*** Data to process ***
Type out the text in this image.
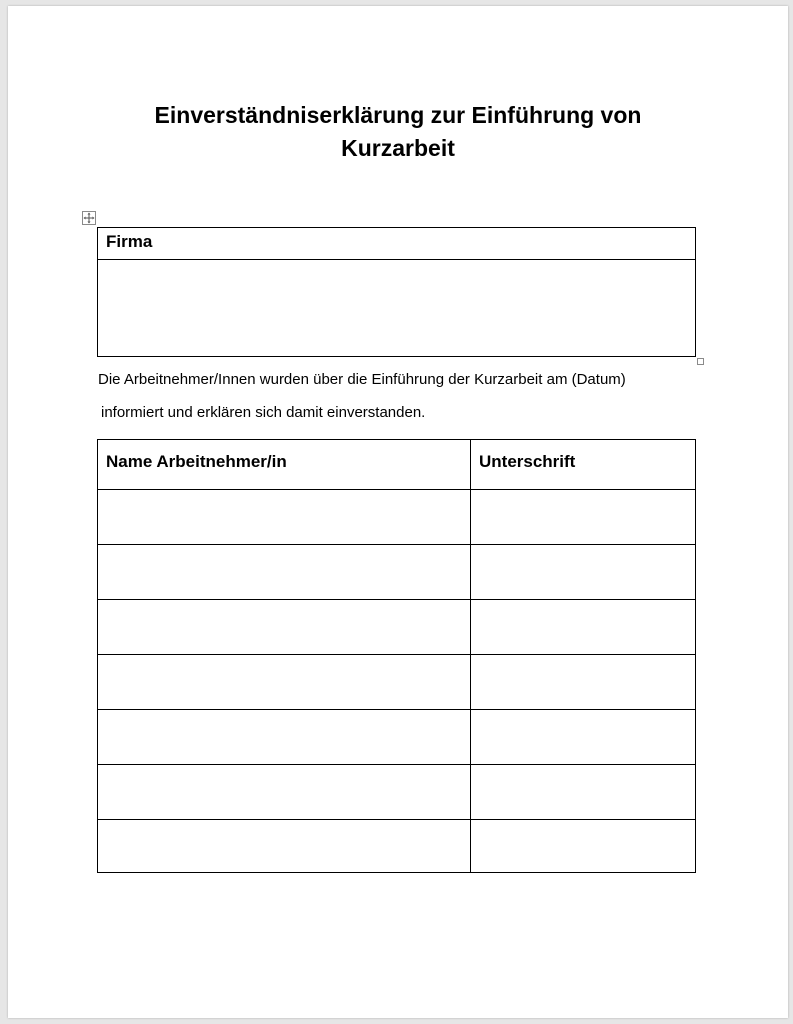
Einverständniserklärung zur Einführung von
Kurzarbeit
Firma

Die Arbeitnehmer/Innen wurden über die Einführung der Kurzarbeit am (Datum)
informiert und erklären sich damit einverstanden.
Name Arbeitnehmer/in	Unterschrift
***
*** Data to process ***
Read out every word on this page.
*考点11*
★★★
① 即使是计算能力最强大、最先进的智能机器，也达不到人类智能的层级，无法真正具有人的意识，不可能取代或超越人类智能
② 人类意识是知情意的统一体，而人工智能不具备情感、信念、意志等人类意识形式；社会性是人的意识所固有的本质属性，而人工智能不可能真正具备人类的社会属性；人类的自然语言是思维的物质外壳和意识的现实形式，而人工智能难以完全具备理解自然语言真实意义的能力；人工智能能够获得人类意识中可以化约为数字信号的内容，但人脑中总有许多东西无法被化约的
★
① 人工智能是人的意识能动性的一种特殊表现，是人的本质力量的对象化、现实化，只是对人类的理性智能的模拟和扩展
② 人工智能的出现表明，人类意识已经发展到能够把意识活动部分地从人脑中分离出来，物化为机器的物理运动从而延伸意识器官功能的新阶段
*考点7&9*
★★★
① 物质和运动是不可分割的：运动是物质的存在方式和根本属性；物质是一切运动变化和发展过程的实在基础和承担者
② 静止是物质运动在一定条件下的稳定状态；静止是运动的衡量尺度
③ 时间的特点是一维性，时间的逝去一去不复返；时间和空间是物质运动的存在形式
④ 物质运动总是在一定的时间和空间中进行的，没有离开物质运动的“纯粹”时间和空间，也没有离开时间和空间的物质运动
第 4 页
***
*** Data to process ***
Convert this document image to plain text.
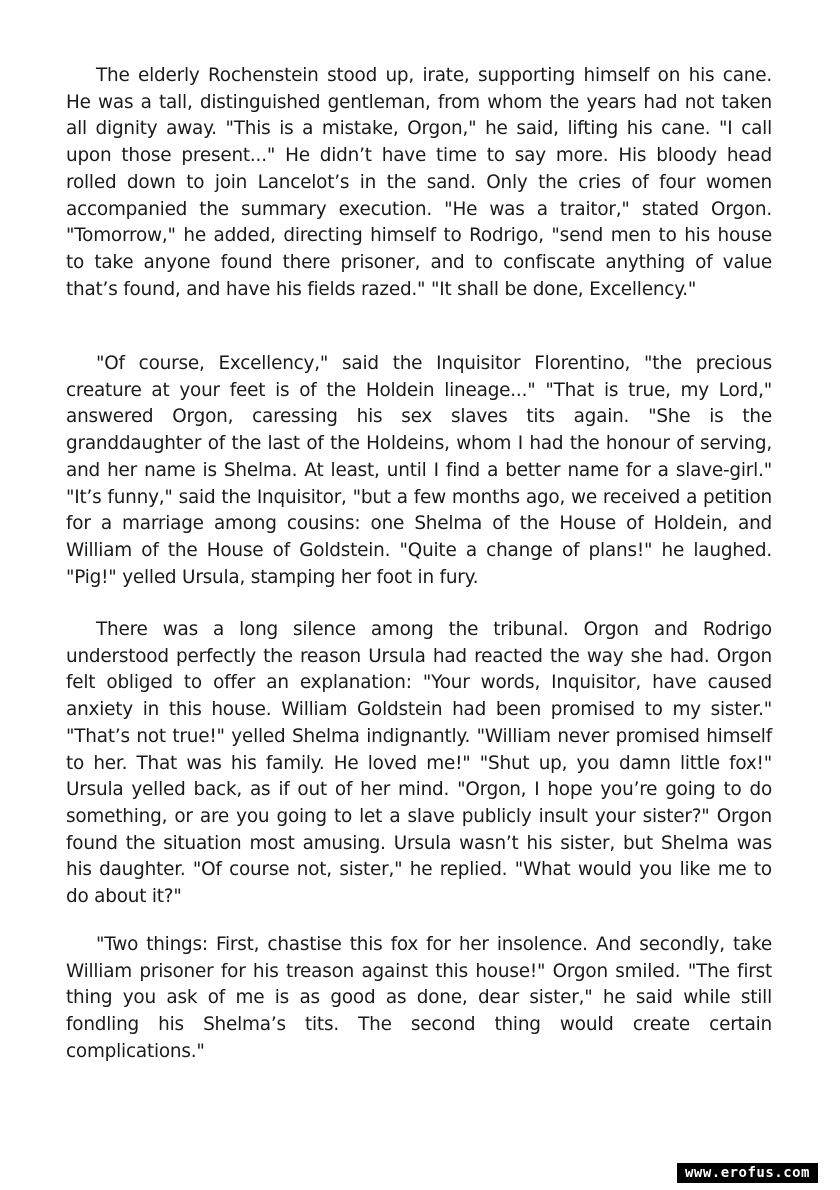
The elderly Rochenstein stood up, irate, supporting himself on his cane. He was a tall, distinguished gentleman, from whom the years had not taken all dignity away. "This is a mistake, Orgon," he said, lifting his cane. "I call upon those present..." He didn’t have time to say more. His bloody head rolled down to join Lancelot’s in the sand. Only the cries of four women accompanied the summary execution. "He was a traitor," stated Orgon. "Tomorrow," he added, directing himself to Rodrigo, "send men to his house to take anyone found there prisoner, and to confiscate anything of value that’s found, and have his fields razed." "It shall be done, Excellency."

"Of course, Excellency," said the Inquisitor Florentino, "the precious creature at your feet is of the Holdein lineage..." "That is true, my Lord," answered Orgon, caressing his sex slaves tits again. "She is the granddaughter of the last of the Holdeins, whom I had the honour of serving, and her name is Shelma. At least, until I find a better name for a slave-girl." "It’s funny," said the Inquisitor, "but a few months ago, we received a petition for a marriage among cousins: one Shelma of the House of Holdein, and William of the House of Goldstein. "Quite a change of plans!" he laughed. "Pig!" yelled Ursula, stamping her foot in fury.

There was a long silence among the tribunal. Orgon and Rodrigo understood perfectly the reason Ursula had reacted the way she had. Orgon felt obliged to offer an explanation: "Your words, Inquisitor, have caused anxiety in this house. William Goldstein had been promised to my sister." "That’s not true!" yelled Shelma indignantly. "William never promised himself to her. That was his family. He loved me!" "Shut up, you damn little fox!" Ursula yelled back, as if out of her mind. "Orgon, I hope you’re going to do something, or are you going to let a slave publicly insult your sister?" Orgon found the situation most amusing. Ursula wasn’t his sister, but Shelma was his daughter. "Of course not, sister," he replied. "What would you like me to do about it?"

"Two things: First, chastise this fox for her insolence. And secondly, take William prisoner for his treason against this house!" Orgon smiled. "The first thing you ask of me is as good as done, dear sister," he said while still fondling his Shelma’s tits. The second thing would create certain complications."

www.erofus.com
***
▶ [Short exercise]:
Filter the records above and return every line that holds the word "Arbeitnehmer".

▶ [Answer to this exercise]:
Die Arbeitnehmer/Innen wurden über die Einführung der Kurzarbeit am (Datum)
Name Arbeitnehmer/in	Unterschrift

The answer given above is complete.